>> START Material provided

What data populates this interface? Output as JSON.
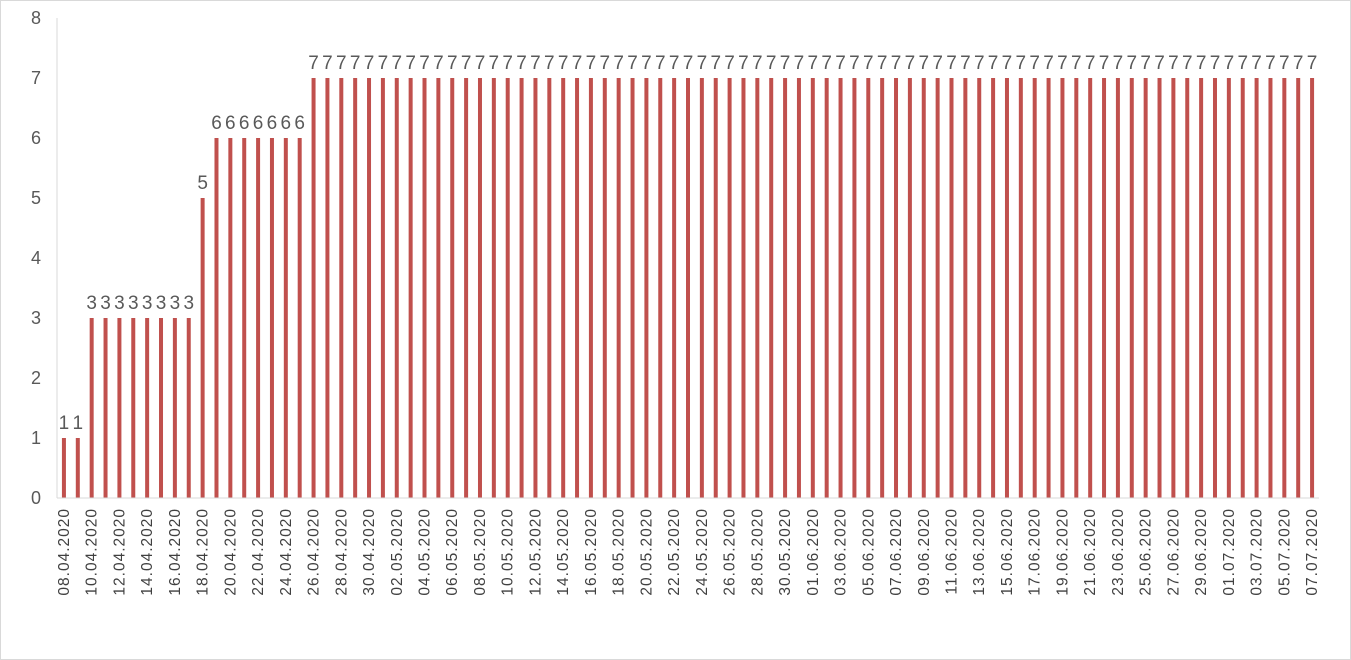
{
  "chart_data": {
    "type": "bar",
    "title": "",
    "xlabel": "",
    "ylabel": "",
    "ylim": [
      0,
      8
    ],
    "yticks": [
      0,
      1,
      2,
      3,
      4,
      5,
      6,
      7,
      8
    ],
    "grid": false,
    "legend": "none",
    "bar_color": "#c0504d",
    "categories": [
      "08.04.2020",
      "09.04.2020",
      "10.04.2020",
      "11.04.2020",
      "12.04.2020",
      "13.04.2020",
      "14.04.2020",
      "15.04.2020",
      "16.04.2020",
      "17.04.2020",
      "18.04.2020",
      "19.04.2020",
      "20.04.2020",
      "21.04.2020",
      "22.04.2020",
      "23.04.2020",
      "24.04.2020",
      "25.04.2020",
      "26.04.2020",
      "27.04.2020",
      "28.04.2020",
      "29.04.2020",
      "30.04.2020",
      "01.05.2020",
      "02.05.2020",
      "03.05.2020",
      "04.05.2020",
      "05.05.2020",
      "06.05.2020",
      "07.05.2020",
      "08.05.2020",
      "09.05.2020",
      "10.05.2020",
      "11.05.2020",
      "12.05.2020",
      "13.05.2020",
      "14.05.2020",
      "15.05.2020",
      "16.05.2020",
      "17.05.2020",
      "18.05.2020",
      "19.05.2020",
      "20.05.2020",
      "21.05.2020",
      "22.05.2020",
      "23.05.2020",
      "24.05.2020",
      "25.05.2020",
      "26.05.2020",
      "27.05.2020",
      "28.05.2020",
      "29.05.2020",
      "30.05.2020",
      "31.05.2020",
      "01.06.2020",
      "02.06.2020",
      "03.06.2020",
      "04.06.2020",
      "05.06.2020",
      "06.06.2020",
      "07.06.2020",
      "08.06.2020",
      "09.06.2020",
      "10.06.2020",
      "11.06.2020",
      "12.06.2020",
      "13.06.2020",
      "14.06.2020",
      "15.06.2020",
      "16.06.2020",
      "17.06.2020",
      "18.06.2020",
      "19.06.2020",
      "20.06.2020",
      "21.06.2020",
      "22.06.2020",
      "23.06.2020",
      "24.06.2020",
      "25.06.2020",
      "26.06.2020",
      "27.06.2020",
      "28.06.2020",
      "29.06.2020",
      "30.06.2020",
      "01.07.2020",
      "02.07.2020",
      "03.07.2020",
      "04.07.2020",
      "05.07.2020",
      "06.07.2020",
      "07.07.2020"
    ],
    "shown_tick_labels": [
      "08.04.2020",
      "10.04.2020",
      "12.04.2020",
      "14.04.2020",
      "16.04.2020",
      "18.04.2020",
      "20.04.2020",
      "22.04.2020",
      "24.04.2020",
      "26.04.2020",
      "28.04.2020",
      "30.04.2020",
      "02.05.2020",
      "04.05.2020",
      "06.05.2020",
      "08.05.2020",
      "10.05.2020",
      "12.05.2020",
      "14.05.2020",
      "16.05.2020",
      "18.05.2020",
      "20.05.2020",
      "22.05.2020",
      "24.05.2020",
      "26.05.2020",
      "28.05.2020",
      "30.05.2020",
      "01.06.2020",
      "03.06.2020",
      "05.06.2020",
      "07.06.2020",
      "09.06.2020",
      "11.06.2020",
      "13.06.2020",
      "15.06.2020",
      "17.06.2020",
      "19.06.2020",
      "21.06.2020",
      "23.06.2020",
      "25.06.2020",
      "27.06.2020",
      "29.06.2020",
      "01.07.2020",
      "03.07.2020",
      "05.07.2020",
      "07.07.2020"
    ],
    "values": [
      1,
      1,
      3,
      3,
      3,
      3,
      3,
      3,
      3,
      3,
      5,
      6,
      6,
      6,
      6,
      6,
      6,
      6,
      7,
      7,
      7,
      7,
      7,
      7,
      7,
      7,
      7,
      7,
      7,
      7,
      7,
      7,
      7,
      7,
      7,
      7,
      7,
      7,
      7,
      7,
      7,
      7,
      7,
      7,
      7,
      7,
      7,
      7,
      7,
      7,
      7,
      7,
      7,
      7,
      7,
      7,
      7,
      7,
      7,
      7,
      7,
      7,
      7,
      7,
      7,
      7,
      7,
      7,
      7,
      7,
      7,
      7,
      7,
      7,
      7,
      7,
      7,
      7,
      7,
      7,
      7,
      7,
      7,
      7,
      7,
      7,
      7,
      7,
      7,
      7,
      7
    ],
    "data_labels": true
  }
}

>> END Material provided

> _Do this_:
Make an exact copy of every entry above, minus the images.

> _Answer to the task_:
What data populates this interface? Output as JSON.
{
  "chart_data": {
    "type": "bar",
    "title": "",
    "xlabel": "",
    "ylabel": "",
    "ylim": [
      0,
      8
    ],
    "yticks": [
      0,
      1,
      2,
      3,
      4,
      5,
      6,
      7,
      8
    ],
    "grid": false,
    "legend": "none",
    "bar_color": "#c0504d",
    "categories": [
      "08.04.2020",
      "09.04.2020",
      "10.04.2020",
      "11.04.2020",
      "12.04.2020",
      "13.04.2020",
      "14.04.2020",
      "15.04.2020",
      "16.04.2020",
      "17.04.2020",
      "18.04.2020",
      "19.04.2020",
      "20.04.2020",
      "21.04.2020",
      "22.04.2020",
      "23.04.2020",
      "24.04.2020",
      "25.04.2020",
      "26.04.2020",
      "27.04.2020",
      "28.04.2020",
      "29.04.2020",
      "30.04.2020",
      "01.05.2020",
      "02.05.2020",
      "03.05.2020",
      "04.05.2020",
      "05.05.2020",
      "06.05.2020",
      "07.05.2020",
      "08.05.2020",
      "09.05.2020",
      "10.05.2020",
      "11.05.2020",
      "12.05.2020",
      "13.05.2020",
      "14.05.2020",
      "15.05.2020",
      "16.05.2020",
      "17.05.2020",
      "18.05.2020",
      "19.05.2020",
      "20.05.2020",
      "21.05.2020",
      "22.05.2020",
      "23.05.2020",
      "24.05.2020",
      "25.05.2020",
      "26.05.2020",
      "27.05.2020",
      "28.05.2020",
      "29.05.2020",
      "30.05.2020",
      "31.05.2020",
      "01.06.2020",
      "02.06.2020",
      "03.06.2020",
      "04.06.2020",
      "05.06.2020",
      "06.06.2020",
      "07.06.2020",
      "08.06.2020",
      "09.06.2020",
      "10.06.2020",
      "11.06.2020",
      "12.06.2020",
      "13.06.2020",
      "14.06.2020",
      "15.06.2020",
      "16.06.2020",
      "17.06.2020",
      "18.06.2020",
      "19.06.2020",
      "20.06.2020",
      "21.06.2020",
      "22.06.2020",
      "23.06.2020",
      "24.06.2020",
      "25.06.2020",
      "26.06.2020",
      "27.06.2020",
      "28.06.2020",
      "29.06.2020",
      "30.06.2020",
      "01.07.2020",
      "02.07.2020",
      "03.07.2020",
      "04.07.2020",
      "05.07.2020",
      "06.07.2020",
      "07.07.2020"
    ],
    "shown_tick_labels": [
      "08.04.2020",
      "10.04.2020",
      "12.04.2020",
      "14.04.2020",
      "16.04.2020",
      "18.04.2020",
      "20.04.2020",
      "22.04.2020",
      "24.04.2020",
      "26.04.2020",
      "28.04.2020",
      "30.04.2020",
      "02.05.2020",
      "04.05.2020",
      "06.05.2020",
      "08.05.2020",
      "10.05.2020",
      "12.05.2020",
      "14.05.2020",
      "16.05.2020",
      "18.05.2020",
      "20.05.2020",
      "22.05.2020",
      "24.05.2020",
      "26.05.2020",
      "28.05.2020",
      "30.05.2020",
      "01.06.2020",
      "03.06.2020",
      "05.06.2020",
      "07.06.2020",
      "09.06.2020",
      "11.06.2020",
      "13.06.2020",
      "15.06.2020",
      "17.06.2020",
      "19.06.2020",
      "21.06.2020",
      "23.06.2020",
      "25.06.2020",
      "27.06.2020",
      "29.06.2020",
      "01.07.2020",
      "03.07.2020",
      "05.07.2020",
      "07.07.2020"
    ],
    "values": [
      1,
      1,
      3,
      3,
      3,
      3,
      3,
      3,
      3,
      3,
      5,
      6,
      6,
      6,
      6,
      6,
      6,
      6,
      7,
      7,
      7,
      7,
      7,
      7,
      7,
      7,
      7,
      7,
      7,
      7,
      7,
      7,
      7,
      7,
      7,
      7,
      7,
      7,
      7,
      7,
      7,
      7,
      7,
      7,
      7,
      7,
      7,
      7,
      7,
      7,
      7,
      7,
      7,
      7,
      7,
      7,
      7,
      7,
      7,
      7,
      7,
      7,
      7,
      7,
      7,
      7,
      7,
      7,
      7,
      7,
      7,
      7,
      7,
      7,
      7,
      7,
      7,
      7,
      7,
      7,
      7,
      7,
      7,
      7,
      7,
      7,
      7,
      7,
      7,
      7,
      7
    ],
    "data_labels": true
  }
}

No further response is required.